**Aim**. Transcribe each of the records below exactly, excluding all pictures.

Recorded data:
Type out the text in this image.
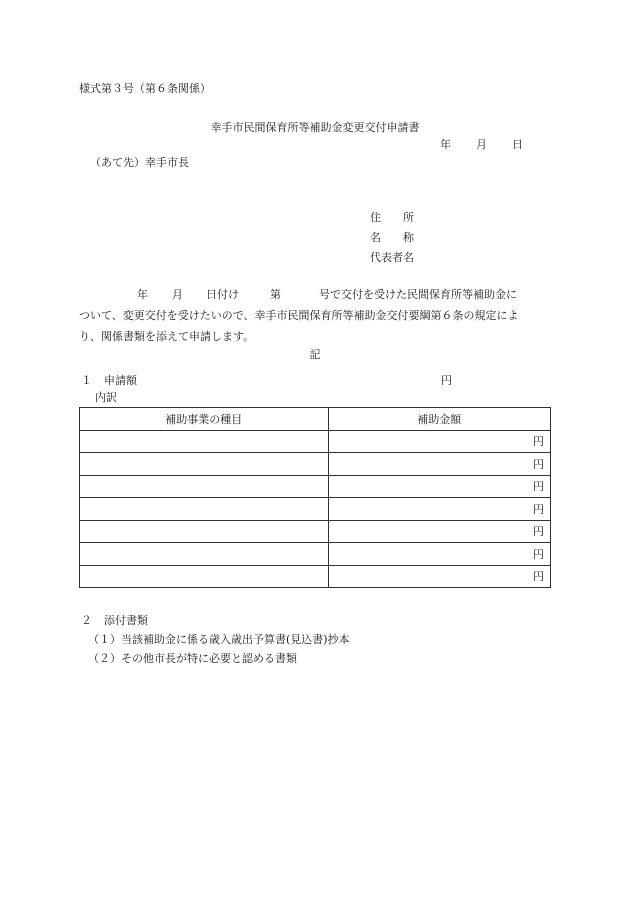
様式第３号（第６条関係）
幸手市民間保育所等補助金変更交付申請書
年 月 日
（あて先）幸手市長
住　　所
名　　称
代表者名
年 月 日付け	第	号で交付を受けた民間保育所等補助金に
ついて、変更交付を受けたいので、幸手市民間保育所等補助金交付要綱第６条の規定によ
り、関係書類を添えて申請します。
記
１ 申請額	円
内訳
補助事業の種目	補助金額
	円
	円
	円
	円
	円
	円
	円
２ 添付書類
（１）当該補助金に係る歳入歳出予算書(見込書)抄本
（２）その他市長が特に必要と認める書類
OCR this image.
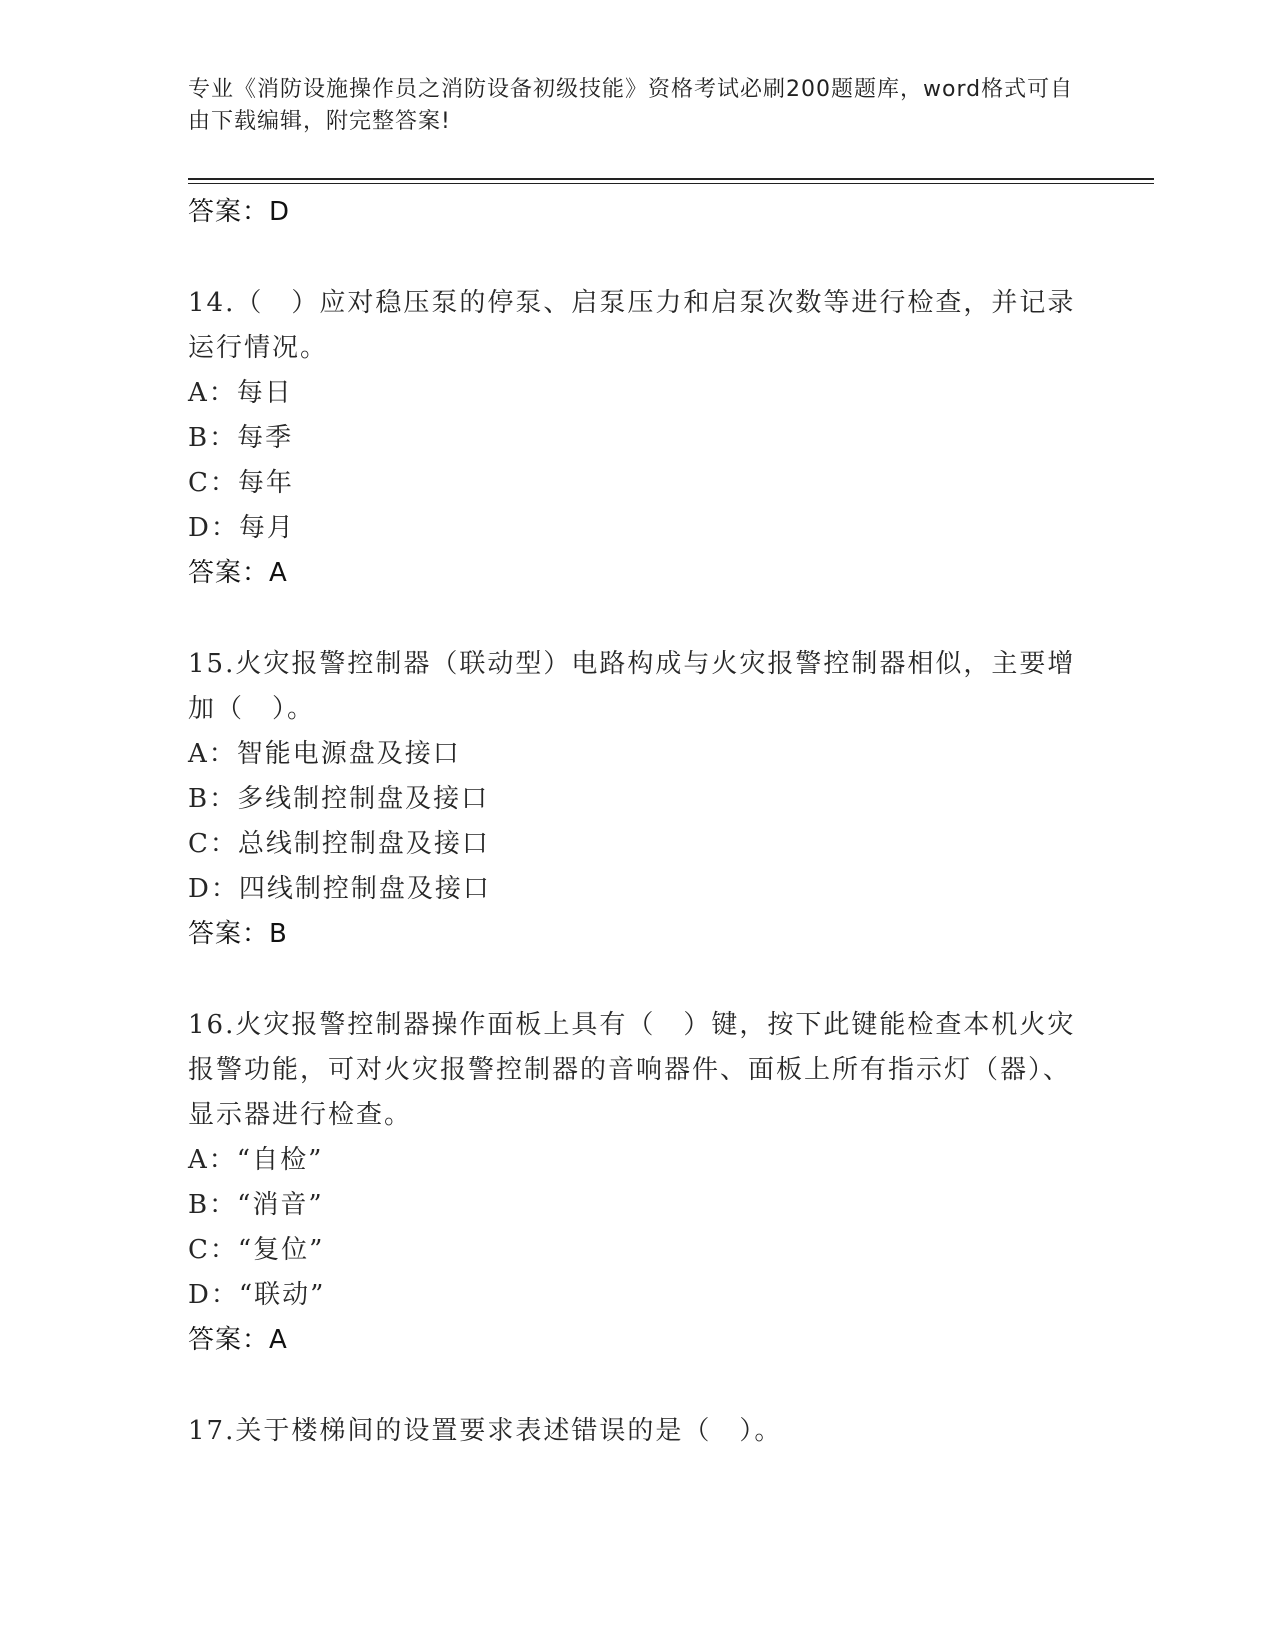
专业《消防设施操作员之消防设备初级技能》资格考试必刷200题题库，word格式可自由下载编辑，附完整答案!
答案：D

14.（　）应对稳压泵的停泵、启泵压力和启泵次数等进行检查，并记录运行情况。

A：每日

B：每季

C：每年

D：每月

答案：A

15.火灾报警控制器（联动型）电路构成与火灾报警控制器相似，主要增加（　）。

A：智能电源盘及接口

B：多线制控制盘及接口

C：总线制控制盘及接口

D：四线制控制盘及接口

答案：B

16.火灾报警控制器操作面板上具有（　）键，按下此键能检查本机火灾报警功能，可对火灾报警控制器的音响器件、面板上所有指示灯（器）、显示器进行检查。

A：“自检”

B：“消音”

C：“复位”

D：“联动”

答案：A

17.关于楼梯间的设置要求表述错误的是（　）。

**Completed exercise**.
Type out the text in this image.
様式第３号（第６条関係）
幸手市民間保育所等補助金変更交付申請書
年 月 日
（あて先）幸手市長
住　　所
名　　称
代表者名
年 月 日付け	第	号で交付を受けた民間保育所等補助金に
ついて、変更交付を受けたいので、幸手市民間保育所等補助金交付要綱第６条の規定によ
り、関係書類を添えて申請します。
記
１ 申請額	円
内訳
補助事業の種目	補助金額
	円
	円
	円
	円
	円
	円
	円
２ 添付書類
（１）当該補助金に係る歳入歳出予算書(見込書)抄本
（２）その他市長が特に必要と認める書類
OCR this image.
专业《消防设施操作员之消防设备初级技能》资格考试必刷200题题库，word格式可自由下载编辑，附完整答案!
答案：D

14.（　）应对稳压泵的停泵、启泵压力和启泵次数等进行检查，并记录运行情况。

A：每日

B：每季

C：每年

D：每月

答案：A

15.火灾报警控制器（联动型）电路构成与火灾报警控制器相似，主要增加（　）。

A：智能电源盘及接口

B：多线制控制盘及接口

C：总线制控制盘及接口

D：四线制控制盘及接口

答案：B

16.火灾报警控制器操作面板上具有（　）键，按下此键能检查本机火灾报警功能，可对火灾报警控制器的音响器件、面板上所有指示灯（器）、显示器进行检查。

A：“自检”

B：“消音”

C：“复位”

D：“联动”

答案：A

17.关于楼梯间的设置要求表述错误的是（　）。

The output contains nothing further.